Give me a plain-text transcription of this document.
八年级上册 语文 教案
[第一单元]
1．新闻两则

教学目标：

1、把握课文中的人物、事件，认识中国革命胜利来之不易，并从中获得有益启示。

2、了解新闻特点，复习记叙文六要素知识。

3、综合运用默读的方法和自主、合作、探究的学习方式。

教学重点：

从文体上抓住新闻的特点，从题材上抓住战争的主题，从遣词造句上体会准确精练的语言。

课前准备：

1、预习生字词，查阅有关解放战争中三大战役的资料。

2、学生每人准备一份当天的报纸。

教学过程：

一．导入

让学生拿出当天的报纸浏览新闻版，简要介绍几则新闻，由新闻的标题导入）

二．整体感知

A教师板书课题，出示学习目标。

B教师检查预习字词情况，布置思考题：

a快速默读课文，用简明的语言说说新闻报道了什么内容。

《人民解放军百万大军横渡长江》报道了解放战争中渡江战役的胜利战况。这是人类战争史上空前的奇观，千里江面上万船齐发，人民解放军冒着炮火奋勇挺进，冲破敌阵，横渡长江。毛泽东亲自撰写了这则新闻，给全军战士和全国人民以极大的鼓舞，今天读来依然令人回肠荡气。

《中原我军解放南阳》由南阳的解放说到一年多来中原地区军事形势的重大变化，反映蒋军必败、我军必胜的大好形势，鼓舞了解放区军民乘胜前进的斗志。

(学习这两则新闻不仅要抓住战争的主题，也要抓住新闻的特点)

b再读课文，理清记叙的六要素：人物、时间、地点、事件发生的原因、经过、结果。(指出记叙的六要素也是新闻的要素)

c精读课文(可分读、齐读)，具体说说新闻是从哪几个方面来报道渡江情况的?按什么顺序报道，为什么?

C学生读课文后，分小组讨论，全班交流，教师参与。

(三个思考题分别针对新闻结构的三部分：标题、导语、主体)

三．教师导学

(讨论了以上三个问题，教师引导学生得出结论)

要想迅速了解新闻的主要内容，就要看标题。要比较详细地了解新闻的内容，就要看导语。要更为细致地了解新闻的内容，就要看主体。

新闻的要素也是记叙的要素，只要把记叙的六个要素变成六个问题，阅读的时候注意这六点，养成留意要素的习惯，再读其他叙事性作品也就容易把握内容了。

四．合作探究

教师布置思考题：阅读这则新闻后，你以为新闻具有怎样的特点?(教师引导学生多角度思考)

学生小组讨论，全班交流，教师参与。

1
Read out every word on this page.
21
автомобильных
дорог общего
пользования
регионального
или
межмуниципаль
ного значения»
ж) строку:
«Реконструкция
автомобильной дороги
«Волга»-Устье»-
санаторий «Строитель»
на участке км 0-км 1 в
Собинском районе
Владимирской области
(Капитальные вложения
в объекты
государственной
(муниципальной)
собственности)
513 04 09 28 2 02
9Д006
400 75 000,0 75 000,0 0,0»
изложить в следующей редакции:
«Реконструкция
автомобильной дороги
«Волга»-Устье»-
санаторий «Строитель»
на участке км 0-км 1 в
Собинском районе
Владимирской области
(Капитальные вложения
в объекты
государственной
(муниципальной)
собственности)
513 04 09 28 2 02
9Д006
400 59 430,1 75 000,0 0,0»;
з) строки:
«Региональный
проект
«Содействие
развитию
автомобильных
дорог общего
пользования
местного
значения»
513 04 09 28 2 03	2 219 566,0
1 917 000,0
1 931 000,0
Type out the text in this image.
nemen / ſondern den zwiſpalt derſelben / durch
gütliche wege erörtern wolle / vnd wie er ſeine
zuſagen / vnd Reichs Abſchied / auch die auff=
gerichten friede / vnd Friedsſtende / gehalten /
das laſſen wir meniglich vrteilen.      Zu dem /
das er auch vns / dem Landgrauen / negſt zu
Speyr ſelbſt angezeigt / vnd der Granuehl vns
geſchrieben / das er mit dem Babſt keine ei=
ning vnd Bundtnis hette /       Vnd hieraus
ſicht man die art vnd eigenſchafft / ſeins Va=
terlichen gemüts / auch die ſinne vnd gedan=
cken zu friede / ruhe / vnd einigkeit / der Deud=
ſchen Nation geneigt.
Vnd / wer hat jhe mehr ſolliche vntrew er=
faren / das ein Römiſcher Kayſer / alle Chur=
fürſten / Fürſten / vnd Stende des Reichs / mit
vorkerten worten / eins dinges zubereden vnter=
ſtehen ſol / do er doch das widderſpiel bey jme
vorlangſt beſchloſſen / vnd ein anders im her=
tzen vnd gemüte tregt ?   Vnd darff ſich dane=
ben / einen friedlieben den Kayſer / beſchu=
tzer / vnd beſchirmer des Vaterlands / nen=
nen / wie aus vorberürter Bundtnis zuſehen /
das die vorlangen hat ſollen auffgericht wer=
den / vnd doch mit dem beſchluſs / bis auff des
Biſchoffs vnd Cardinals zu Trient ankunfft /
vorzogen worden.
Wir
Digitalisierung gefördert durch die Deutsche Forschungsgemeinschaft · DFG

EXERCISE. Repeat, word for word, every line from the line that contains "Read out every word on this page." to the end of the entries; include both of those lines and no others.

IN RESPONSE.
Read out every word on this page.
21
автомобильных
дорог общего
пользования
регионального
или
межмуниципаль
ного значения»
ж) строку:
«Реконструкция
автомобильной дороги
«Волга»-Устье»-
санаторий «Строитель»
на участке км 0-км 1 в
Собинском районе
Владимирской области
(Капитальные вложения
в объекты
государственной
(муниципальной)
собственности)
513 04 09 28 2 02
9Д006
400 75 000,0 75 000,0 0,0»
изложить в следующей редакции:
«Реконструкция
автомобильной дороги
«Волга»-Устье»-
санаторий «Строитель»
на участке км 0-км 1 в
Собинском районе
Владимирской области
(Капитальные вложения
в объекты
государственной
(муниципальной)
собственности)
513 04 09 28 2 02
9Д006
400 59 430,1 75 000,0 0,0»;
з) строки:
«Региональный
проект
«Содействие
развитию
автомобильных
дорог общего
пользования
местного
значения»
513 04 09 28 2 03	2 219 566,0
1 917 000,0
1 931 000,0
Type out the text in this image.
nemen / ſondern den zwiſpalt derſelben / durch
gütliche wege erörtern wolle / vnd wie er ſeine
zuſagen / vnd Reichs Abſchied / auch die auff=
gerichten friede / vnd Friedsſtende / gehalten /
das laſſen wir meniglich vrteilen.      Zu dem /
das er auch vns / dem Landgrauen / negſt zu
Speyr ſelbſt angezeigt / vnd der Granuehl vns
geſchrieben / das er mit dem Babſt keine ei=
ning vnd Bundtnis hette /       Vnd hieraus
ſicht man die art vnd eigenſchafft / ſeins Va=
terlichen gemüts / auch die ſinne vnd gedan=
cken zu friede / ruhe / vnd einigkeit / der Deud=
ſchen Nation geneigt.
Vnd / wer hat jhe mehr ſolliche vntrew er=
faren / das ein Römiſcher Kayſer / alle Chur=
fürſten / Fürſten / vnd Stende des Reichs / mit
vorkerten worten / eins dinges zubereden vnter=
ſtehen ſol / do er doch das widderſpiel bey jme
vorlangſt beſchloſſen / vnd ein anders im her=
tzen vnd gemüte tregt ?   Vnd darff ſich dane=
ben / einen friedlieben den Kayſer / beſchu=
tzer / vnd beſchirmer des Vaterlands / nen=
nen / wie aus vorberürter Bundtnis zuſehen /
das die vorlangen hat ſollen auffgericht wer=
den / vnd doch mit dem beſchluſs / bis auff des
Biſchoffs vnd Cardinals zu Trient ankunfft /
vorzogen worden.
Wir
Digitalisierung gefördert durch die Deutsche Forschungsgemeinschaft · DFG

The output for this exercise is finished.